===== GIVEN RECORDS

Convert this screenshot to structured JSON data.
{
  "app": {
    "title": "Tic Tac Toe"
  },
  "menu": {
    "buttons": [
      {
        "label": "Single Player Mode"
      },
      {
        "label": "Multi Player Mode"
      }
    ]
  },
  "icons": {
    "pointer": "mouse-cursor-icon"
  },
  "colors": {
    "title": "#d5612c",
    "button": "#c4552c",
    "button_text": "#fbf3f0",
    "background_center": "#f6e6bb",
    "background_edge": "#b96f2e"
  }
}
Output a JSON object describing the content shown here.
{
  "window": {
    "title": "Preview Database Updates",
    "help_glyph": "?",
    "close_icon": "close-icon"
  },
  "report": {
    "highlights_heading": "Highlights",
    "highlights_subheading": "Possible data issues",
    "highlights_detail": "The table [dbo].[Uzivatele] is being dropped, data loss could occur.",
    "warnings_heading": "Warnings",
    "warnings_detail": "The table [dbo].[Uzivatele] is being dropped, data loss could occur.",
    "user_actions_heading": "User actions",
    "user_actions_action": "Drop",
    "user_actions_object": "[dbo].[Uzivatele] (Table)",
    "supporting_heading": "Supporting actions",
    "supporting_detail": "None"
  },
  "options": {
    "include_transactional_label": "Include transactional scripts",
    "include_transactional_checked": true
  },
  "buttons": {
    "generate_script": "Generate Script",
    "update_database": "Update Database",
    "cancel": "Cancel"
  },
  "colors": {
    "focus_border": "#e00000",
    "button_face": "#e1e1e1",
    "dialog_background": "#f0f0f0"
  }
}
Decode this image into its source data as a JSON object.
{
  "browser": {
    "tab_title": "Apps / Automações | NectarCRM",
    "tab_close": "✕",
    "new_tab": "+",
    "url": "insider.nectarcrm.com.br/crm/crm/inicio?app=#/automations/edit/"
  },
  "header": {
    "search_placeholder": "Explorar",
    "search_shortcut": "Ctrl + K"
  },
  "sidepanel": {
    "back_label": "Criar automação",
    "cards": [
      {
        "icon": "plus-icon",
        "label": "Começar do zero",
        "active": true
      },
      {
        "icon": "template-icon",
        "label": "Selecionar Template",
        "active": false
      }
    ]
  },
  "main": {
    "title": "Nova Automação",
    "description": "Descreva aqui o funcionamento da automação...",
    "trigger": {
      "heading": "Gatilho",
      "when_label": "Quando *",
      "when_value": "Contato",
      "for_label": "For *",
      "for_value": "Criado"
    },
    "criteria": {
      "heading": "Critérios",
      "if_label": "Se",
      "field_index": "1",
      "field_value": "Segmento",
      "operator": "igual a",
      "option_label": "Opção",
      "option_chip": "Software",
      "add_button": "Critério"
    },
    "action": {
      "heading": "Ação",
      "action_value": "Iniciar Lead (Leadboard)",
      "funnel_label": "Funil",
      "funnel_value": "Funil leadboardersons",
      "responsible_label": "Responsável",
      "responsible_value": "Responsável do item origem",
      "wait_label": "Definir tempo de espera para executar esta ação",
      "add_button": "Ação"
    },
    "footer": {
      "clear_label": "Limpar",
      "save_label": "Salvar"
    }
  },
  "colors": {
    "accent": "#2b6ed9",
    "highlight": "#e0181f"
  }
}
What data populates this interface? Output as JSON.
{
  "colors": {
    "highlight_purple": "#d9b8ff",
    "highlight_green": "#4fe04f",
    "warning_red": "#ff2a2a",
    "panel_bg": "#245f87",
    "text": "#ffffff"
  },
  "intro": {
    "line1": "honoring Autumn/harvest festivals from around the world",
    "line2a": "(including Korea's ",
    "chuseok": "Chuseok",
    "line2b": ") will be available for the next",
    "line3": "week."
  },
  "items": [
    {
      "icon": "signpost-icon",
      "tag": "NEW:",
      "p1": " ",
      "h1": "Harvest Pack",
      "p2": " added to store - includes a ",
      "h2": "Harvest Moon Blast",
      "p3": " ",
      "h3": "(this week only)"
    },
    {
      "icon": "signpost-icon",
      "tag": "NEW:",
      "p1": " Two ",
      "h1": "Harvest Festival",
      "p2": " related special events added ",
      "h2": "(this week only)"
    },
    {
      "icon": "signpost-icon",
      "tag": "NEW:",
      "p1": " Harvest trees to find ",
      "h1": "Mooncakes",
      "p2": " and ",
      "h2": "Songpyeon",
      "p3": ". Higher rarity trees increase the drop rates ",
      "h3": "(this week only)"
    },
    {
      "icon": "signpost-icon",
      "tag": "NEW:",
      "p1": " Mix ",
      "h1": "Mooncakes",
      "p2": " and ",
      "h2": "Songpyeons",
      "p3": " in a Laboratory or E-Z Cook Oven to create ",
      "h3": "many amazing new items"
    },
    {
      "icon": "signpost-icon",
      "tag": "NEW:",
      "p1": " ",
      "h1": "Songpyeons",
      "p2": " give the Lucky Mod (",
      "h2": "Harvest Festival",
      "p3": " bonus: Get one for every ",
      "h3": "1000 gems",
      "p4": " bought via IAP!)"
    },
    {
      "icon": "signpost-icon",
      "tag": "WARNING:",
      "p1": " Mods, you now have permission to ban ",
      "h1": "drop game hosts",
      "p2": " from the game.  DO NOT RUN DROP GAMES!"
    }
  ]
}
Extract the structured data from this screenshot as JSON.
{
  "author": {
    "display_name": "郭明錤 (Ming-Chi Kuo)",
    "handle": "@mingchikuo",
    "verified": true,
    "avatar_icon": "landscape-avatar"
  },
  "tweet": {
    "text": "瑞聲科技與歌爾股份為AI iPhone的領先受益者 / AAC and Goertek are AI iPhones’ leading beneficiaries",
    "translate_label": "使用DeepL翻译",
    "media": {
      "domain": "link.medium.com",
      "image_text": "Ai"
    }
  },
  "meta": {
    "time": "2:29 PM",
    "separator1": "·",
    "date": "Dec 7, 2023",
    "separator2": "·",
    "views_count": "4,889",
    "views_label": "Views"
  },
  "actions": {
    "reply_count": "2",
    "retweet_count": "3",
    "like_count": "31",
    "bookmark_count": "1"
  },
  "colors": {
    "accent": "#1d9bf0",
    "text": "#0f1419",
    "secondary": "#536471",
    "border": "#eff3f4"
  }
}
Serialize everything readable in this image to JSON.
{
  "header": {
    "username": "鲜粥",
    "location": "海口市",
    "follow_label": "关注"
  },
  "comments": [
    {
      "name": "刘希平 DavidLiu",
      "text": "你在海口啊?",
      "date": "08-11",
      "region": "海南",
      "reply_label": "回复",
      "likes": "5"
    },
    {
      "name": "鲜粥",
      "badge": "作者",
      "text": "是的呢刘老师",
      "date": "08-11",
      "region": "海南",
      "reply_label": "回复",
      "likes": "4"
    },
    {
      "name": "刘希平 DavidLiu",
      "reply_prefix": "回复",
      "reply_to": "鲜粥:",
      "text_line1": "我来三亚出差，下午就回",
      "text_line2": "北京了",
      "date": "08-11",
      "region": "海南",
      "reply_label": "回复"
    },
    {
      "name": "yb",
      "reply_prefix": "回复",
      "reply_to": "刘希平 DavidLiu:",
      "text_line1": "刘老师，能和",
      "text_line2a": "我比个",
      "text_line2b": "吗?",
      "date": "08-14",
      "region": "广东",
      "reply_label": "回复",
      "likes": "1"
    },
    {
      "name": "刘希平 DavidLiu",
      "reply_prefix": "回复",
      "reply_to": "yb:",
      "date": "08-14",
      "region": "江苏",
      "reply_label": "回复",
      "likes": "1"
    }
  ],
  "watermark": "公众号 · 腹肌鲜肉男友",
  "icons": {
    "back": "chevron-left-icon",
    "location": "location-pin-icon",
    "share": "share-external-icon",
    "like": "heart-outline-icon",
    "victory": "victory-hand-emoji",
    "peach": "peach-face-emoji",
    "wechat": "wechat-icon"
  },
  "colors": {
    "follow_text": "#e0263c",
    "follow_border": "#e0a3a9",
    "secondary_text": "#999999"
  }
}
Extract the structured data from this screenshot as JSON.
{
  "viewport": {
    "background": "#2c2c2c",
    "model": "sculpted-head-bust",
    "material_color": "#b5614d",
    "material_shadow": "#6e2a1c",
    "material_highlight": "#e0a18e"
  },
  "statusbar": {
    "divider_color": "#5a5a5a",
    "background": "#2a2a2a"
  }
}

==========

→ GIVEN INSTRUCTION: Lines that include the word "week" — how many are there in the data? Answer with the number alone.

→ RESPONSE TO THIS TASK: 4